▸ **EXCERPTED RECORDS**:
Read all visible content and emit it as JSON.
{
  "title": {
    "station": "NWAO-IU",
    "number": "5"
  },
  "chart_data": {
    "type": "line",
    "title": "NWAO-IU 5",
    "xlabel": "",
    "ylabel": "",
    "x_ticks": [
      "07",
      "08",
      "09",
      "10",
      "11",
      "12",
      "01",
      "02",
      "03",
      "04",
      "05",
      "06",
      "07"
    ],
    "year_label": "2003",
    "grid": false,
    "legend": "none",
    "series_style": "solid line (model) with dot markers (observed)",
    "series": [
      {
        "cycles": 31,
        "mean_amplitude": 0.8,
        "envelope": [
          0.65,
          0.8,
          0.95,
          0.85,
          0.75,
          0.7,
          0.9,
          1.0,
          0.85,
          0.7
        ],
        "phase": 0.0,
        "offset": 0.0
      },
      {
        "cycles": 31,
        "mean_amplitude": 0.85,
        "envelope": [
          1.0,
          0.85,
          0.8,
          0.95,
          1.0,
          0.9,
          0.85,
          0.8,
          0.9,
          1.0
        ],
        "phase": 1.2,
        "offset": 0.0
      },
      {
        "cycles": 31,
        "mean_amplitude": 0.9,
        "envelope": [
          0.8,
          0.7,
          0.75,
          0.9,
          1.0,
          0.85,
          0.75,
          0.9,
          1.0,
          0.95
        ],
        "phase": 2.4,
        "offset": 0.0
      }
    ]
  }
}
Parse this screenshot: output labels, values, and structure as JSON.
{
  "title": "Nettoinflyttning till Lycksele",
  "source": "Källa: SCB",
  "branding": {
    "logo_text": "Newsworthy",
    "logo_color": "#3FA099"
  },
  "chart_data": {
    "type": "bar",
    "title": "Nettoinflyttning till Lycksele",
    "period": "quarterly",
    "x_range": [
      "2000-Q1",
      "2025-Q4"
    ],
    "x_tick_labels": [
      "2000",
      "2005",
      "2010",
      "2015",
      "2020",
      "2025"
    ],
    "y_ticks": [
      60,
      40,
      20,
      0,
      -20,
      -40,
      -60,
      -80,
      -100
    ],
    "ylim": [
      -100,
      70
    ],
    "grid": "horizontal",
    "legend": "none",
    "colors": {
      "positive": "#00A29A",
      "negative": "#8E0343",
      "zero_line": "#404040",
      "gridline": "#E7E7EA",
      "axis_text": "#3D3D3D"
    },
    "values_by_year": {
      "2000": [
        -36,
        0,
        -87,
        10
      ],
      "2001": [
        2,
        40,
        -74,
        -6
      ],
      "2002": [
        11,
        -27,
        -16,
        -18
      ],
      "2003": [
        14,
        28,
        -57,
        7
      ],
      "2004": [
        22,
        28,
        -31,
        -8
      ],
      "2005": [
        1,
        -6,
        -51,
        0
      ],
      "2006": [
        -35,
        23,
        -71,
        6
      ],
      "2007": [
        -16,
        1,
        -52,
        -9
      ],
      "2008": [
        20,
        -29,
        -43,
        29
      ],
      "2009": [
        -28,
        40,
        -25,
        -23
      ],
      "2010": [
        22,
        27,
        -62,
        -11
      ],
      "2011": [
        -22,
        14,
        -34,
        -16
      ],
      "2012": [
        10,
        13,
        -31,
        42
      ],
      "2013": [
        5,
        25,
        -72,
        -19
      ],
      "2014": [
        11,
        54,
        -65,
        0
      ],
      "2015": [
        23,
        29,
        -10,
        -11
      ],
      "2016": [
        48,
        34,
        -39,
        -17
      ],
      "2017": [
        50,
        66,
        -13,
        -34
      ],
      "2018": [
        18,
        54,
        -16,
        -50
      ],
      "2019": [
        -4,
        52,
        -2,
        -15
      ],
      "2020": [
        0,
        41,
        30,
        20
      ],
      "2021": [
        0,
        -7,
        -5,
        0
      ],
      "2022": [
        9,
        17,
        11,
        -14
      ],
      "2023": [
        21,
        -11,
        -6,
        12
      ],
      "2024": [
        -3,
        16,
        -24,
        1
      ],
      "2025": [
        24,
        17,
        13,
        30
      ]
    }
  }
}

▸ **INSTRUCTIONS FOR THE TASK**:
Identify each line containing the string "JSON" and copy it out.

▸ **WRITTEN ANSWER**:
Read all visible content and emit it as JSON.
Parse this screenshot: output labels, values, and structure as JSON.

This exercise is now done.